*** ПРИВЕДЕННЫЙ ОТРЫВОК
Не раз в романе встает вопрос об отчаянной нехватке людей – не людей вообще (о московских лентяях говорится и в третьей, последней книге), а людей умных, деловитых, образованных и, главное, честных. Но со временем их появляется все больше. Они и раньше были, только оставались невостребованными, подобно изобретателю и искусному кузнецу Жемову.
Согласно официальной советской фразеологии, «народ – творец истории». Разумеется, А. Толстой не был склонен понимать это буквально: зачем, «творя» историю, народ делал себе хуже? Но писатель прекрасно понимал, что без коллективной воли масс никакие серьезные исторические сдвиги не происходят. Долго остается угрозой для правителей стрелецкая стихия. Походы Василия Голицына, как и первый азовский поход Петра и первый поход на Нарву, приводят к неудачам и поражениям, большим потерям не только из-за плохого снабжения, природных условий и недостатка опыта у военачальников, но и из-за неготовности всего войска к решению современных задач, к организованному ведению боя. В отличие от хорошо выученных бывших «потешных» большинство воинов петровской армии только мечется в ужасе под стенами Азова, не отваживаясь на них подняться. Под Нарвой русская армия уступает значительно меньшей шведской, к тому же уставшей. Насильно забранный в солдаты Федька Умойся Грязью, на свободе вступающий в драку с пятерыми, здесь предпочитает не сражаться со шведами, а придушить ненавистного поручика Мирбаха и потом, бродяжничая, будет получать еду и ночлег за лубочный рассказ о том, как он, якобы раненный в грудь пулей, выделывал ружейный артикул перед Карлом XII. Настоящей силой становится лишь хорошо организованная, тщательно обученная армия.
******
*** СТРОКИ ДАННЫХ
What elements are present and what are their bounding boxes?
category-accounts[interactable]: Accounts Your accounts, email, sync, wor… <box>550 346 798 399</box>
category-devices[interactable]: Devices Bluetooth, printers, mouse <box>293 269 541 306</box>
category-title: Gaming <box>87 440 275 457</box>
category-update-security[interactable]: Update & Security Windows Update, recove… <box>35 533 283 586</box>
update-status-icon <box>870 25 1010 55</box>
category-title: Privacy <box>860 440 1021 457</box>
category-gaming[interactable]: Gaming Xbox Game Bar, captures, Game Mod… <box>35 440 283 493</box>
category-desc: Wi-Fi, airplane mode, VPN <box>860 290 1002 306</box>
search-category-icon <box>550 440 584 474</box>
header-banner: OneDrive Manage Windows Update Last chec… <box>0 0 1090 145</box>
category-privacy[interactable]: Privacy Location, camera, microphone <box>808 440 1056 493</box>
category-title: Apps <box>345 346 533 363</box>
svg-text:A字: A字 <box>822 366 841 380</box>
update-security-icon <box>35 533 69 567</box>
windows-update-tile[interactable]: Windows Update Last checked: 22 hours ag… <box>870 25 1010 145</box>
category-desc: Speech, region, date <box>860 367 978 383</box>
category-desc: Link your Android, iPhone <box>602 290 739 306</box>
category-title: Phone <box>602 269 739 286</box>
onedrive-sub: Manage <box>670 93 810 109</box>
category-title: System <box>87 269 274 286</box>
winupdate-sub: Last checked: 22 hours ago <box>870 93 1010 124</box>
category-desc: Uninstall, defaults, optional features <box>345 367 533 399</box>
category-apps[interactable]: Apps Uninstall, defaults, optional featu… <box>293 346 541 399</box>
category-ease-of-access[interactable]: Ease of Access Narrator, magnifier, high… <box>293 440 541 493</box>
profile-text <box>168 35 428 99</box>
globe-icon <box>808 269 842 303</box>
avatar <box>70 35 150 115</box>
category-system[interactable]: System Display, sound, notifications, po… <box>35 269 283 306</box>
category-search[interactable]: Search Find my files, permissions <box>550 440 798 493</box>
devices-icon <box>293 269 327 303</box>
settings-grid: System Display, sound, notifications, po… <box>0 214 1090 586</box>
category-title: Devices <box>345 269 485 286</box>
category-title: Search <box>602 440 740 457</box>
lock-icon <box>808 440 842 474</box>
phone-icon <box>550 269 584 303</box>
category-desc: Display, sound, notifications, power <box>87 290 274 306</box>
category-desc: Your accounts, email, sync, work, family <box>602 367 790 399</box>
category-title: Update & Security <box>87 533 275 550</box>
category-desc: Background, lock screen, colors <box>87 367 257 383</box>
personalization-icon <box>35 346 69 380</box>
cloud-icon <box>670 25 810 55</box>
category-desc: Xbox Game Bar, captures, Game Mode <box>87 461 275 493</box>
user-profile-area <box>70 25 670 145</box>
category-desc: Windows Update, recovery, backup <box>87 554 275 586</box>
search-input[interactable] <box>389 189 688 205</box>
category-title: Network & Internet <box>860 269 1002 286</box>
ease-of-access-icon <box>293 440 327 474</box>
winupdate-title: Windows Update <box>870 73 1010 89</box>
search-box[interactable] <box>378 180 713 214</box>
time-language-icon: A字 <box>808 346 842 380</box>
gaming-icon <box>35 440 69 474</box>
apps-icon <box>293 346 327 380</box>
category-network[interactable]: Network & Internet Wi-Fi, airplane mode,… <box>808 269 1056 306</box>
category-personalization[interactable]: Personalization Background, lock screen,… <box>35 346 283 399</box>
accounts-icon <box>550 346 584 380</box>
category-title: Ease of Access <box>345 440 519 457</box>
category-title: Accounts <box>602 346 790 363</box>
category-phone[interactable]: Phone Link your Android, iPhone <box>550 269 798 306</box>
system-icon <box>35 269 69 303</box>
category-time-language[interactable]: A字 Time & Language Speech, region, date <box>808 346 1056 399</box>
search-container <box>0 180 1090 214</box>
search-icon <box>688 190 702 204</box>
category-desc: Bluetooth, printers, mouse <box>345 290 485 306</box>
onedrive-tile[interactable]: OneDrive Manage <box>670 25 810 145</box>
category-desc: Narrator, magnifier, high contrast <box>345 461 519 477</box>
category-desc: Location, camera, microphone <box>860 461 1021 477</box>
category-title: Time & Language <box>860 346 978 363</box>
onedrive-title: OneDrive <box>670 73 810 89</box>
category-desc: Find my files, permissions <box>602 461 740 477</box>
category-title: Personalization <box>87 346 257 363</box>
******
# ЗАДАНИЕ 1
Перепишите дословно часть отрывка о романе — от слов "Не раз в романе" до слов "искусному кузнецу Жемову.".
# ЗАДАНИЕ 2
Ответьте по отрывку о романе:
(а) Какого изобретателя и искусного кузнеца упоминает отрывок среди невостребованных людей?
(б) Какой армии уступает русская армия под Нарвой?
(в) Кого предпочитает придушить Федька Умойся Грязью вместо сражения со шведами?

# ИТОГОВЫЙ ОТВЕТ 1
Не раз в романе встает вопрос об отчаянной нехватке людей – не людей вообще (о московских лентяях говорится и в третьей, последней книге), а людей умных, деловитых, образованных и, главное, честных. Но со временем их появляется все больше. Они и раньше были, только оставались невостребованными, подобно изобретателю и искусному кузнецу Жемову.

# ИТОГОВЫЙ ОТВЕТ 2
(а) Жемова.
(б) Значительно меньшей шведской армии, к тому же уставшей.
(в) Ненавистного поручика Мирбаха.